Task requirements:
Leave out the pictures; transcribe all else exactly.

Given entries:
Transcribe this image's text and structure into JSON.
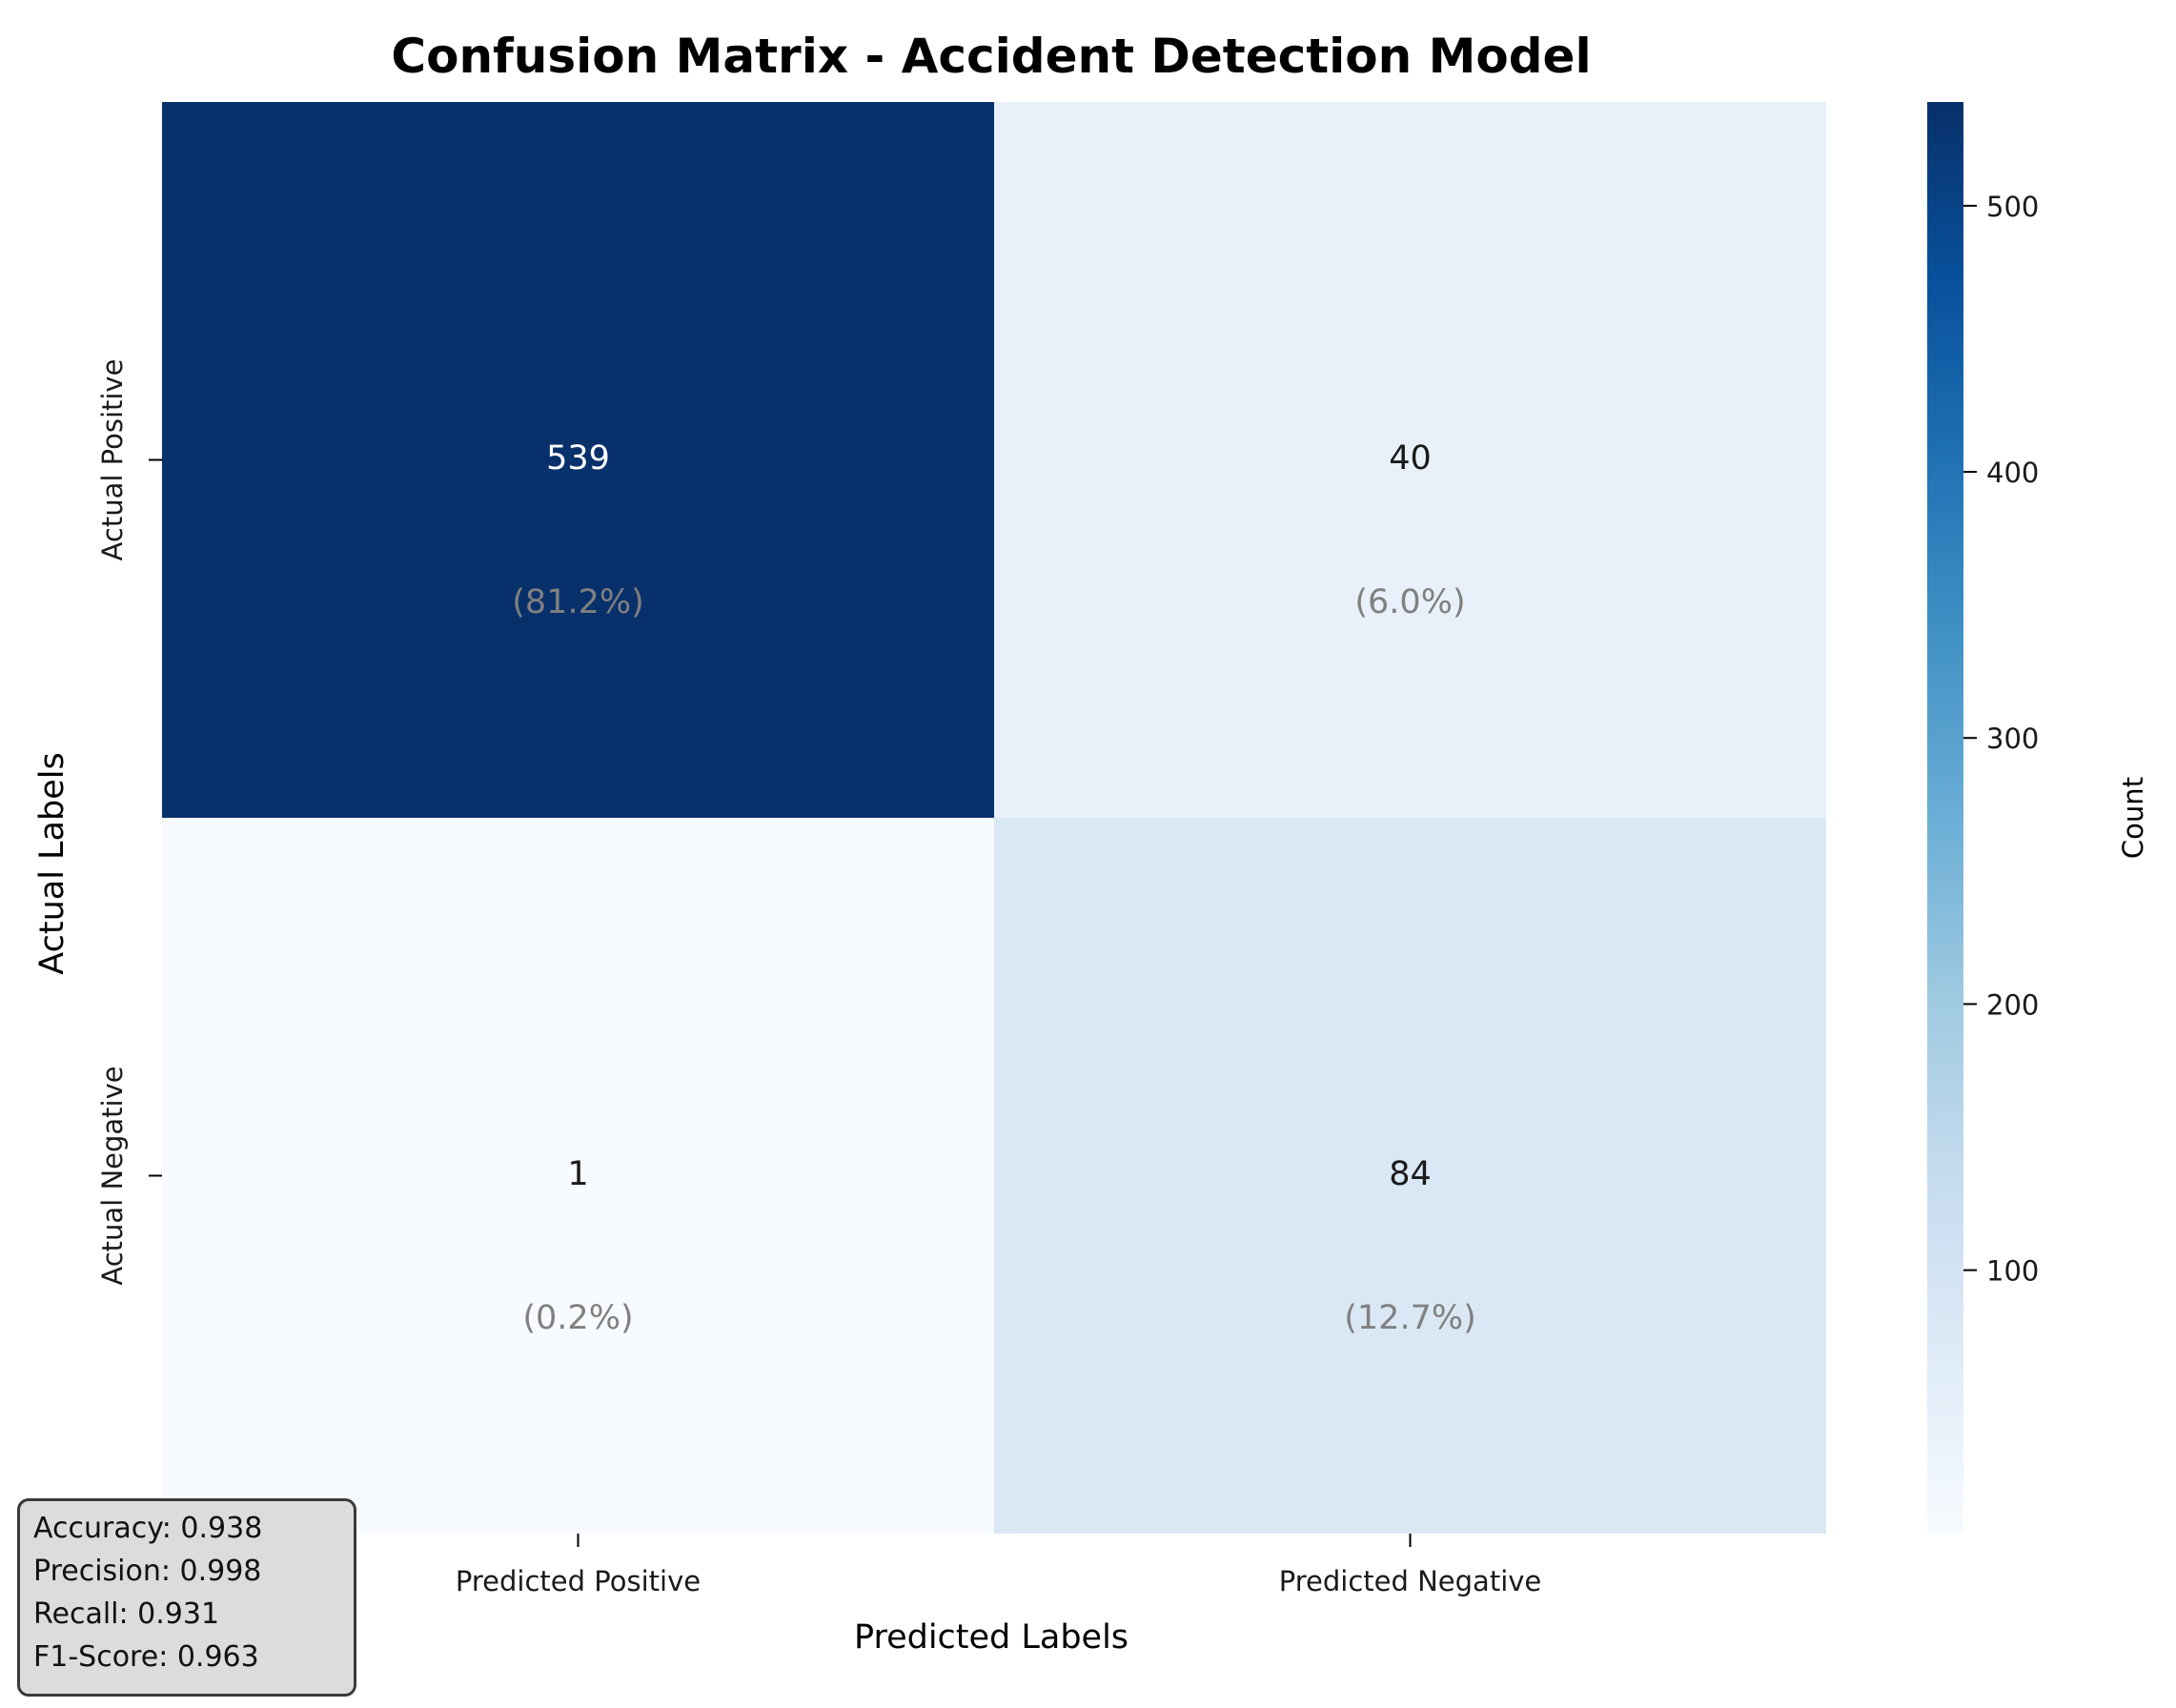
{
  "chart_data": {
    "type": "heatmap",
    "title": "Confusion Matrix - Accident Detection Model",
    "xlabel": "Predicted Labels",
    "ylabel": "Actual Labels",
    "x_categories": [
      "Predicted Positive",
      "Predicted Negative"
    ],
    "y_categories": [
      "Actual Positive",
      "Actual Negative"
    ],
    "values": [
      [
        539,
        40
      ],
      [
        1,
        84
      ]
    ],
    "percent_labels": [
      [
        "(81.2%)",
        "(6.0%)"
      ],
      [
        "(0.2%)",
        "(12.7%)"
      ]
    ],
    "colormap": "Blues",
    "colors": {
      "539": "#08306b",
      "40": "#e8f1fa",
      "1": "#f7fbff",
      "84": "#dae8f5",
      "percent_text": "#808080"
    },
    "colorbar": {
      "label": "Count",
      "range": [
        1,
        539
      ],
      "ticks": [
        100,
        200,
        300,
        400,
        500
      ]
    }
  },
  "metrics": {
    "accuracy": "Accuracy: 0.938",
    "precision": "Precision: 0.998",
    "recall": "Recall: 0.931",
    "f1": "F1-Score: 0.963"
  }
}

The response:
Transcribe this image's text and structure into JSON.
{
  "chart_data": {
    "type": "heatmap",
    "title": "Confusion Matrix - Accident Detection Model",
    "xlabel": "Predicted Labels",
    "ylabel": "Actual Labels",
    "x_categories": [
      "Predicted Positive",
      "Predicted Negative"
    ],
    "y_categories": [
      "Actual Positive",
      "Actual Negative"
    ],
    "values": [
      [
        539,
        40
      ],
      [
        1,
        84
      ]
    ],
    "percent_labels": [
      [
        "(81.2%)",
        "(6.0%)"
      ],
      [
        "(0.2%)",
        "(12.7%)"
      ]
    ],
    "colormap": "Blues",
    "colors": {
      "539": "#08306b",
      "40": "#e8f1fa",
      "1": "#f7fbff",
      "84": "#dae8f5",
      "percent_text": "#808080"
    },
    "colorbar": {
      "label": "Count",
      "range": [
        1,
        539
      ],
      "ticks": [
        100,
        200,
        300,
        400,
        500
      ]
    }
  },
  "metrics": {
    "accuracy": "Accuracy: 0.938",
    "precision": "Precision: 0.998",
    "recall": "Recall: 0.931",
    "f1": "F1-Score: 0.963"
  }
}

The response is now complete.